(Rows from a figure dataset)

== == ==

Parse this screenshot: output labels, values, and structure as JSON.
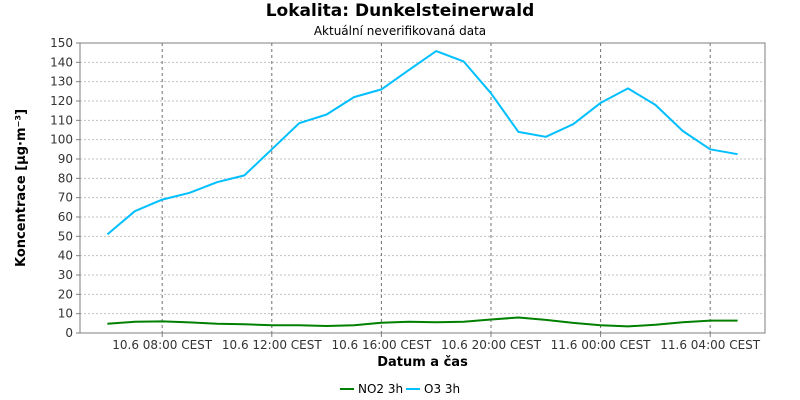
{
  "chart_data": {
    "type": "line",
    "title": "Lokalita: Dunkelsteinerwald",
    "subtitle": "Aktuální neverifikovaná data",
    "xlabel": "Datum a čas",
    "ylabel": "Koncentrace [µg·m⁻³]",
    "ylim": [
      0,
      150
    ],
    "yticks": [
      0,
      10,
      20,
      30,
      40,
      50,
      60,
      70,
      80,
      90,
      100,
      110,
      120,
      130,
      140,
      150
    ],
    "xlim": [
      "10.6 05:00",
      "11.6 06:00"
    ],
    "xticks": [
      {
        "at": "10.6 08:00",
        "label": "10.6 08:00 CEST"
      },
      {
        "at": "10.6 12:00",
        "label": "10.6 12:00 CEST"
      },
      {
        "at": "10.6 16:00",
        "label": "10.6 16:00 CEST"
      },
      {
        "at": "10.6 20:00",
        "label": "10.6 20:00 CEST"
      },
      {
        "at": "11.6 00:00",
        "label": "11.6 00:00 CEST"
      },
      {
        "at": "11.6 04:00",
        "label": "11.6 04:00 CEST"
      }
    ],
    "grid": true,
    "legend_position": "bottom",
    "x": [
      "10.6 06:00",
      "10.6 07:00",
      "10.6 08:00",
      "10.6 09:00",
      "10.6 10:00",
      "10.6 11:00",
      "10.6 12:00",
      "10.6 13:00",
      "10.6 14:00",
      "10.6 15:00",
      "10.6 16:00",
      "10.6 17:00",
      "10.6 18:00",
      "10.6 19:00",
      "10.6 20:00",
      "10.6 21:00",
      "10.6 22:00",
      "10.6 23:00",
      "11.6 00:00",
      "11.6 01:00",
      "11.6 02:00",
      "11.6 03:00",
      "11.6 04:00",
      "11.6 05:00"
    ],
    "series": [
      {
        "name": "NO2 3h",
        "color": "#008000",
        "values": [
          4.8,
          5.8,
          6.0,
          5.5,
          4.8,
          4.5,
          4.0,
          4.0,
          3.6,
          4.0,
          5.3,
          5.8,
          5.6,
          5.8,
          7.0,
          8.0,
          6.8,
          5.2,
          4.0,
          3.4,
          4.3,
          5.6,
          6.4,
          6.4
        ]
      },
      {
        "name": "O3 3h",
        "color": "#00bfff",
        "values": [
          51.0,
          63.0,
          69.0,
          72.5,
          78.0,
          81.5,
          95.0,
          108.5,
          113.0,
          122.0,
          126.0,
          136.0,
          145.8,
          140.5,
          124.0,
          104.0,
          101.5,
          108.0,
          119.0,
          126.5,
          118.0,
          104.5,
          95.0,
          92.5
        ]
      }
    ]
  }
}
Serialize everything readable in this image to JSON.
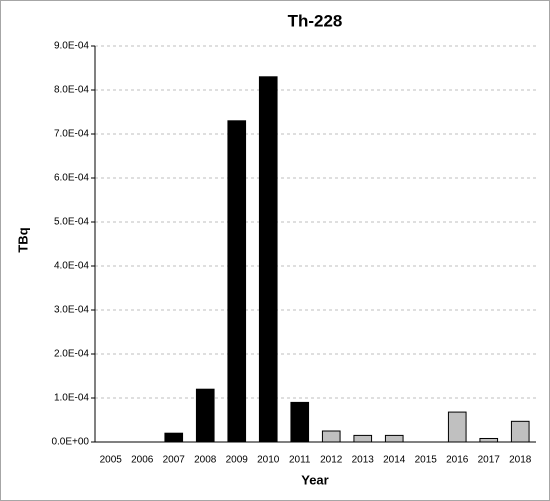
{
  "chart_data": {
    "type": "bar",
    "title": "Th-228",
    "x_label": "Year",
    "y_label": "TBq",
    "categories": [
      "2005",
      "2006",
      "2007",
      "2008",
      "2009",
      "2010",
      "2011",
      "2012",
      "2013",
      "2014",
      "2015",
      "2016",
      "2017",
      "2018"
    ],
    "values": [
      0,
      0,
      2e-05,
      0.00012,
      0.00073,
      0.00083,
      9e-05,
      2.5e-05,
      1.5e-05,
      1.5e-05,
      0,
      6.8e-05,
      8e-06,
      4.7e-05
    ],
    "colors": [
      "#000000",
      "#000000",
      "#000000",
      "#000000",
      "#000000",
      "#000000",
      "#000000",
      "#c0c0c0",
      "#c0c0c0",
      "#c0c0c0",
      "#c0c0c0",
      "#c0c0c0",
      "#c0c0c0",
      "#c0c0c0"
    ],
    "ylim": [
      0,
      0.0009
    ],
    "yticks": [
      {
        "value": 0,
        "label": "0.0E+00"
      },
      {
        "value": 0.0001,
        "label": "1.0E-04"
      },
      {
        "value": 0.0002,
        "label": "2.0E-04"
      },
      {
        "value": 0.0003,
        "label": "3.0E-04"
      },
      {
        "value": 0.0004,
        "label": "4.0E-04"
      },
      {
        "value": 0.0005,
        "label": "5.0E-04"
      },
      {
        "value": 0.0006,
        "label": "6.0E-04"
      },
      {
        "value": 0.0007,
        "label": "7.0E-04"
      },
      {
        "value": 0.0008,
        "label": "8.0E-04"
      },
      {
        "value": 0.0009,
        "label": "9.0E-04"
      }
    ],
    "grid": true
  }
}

== == ==

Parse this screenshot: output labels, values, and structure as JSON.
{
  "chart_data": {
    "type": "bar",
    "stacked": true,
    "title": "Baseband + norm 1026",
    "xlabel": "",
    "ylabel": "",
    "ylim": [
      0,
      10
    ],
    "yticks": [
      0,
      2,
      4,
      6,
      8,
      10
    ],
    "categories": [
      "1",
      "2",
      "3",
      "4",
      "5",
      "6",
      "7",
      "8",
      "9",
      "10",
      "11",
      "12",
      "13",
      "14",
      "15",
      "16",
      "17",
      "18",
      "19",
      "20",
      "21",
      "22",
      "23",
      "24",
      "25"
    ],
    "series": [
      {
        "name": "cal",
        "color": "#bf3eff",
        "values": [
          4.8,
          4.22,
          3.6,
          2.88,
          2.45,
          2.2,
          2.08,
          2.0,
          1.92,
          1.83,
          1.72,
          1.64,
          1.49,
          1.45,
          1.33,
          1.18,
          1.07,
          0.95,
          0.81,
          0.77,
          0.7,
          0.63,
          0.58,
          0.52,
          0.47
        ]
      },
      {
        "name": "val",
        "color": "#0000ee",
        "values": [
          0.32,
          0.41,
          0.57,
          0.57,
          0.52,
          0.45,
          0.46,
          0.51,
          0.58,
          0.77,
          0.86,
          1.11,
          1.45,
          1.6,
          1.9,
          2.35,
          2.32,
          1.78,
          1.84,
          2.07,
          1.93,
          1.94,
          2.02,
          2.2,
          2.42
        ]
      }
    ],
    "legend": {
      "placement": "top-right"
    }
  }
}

== == ==

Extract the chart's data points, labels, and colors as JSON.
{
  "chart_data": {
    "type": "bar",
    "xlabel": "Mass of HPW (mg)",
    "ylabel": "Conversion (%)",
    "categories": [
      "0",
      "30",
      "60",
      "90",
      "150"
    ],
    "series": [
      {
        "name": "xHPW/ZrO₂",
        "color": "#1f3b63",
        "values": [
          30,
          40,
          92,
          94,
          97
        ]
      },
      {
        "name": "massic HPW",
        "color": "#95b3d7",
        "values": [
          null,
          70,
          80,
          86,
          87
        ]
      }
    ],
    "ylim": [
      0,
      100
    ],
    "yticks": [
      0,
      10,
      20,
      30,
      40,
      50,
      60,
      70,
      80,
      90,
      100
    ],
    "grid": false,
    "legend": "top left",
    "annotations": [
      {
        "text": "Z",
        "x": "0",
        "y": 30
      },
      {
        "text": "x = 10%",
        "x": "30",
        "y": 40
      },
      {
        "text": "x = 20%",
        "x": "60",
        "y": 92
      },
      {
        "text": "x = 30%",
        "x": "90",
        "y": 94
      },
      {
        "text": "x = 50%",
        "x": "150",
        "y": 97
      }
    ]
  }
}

== == ==

# [Given task]
Copy every line in the records above that contains the word "ylabel".

# [Reply to the task]
    "ylabel": "Koncentrace [µg·m⁻³]",
    "ylabel": "",
    "ylabel": "Conversion (%)",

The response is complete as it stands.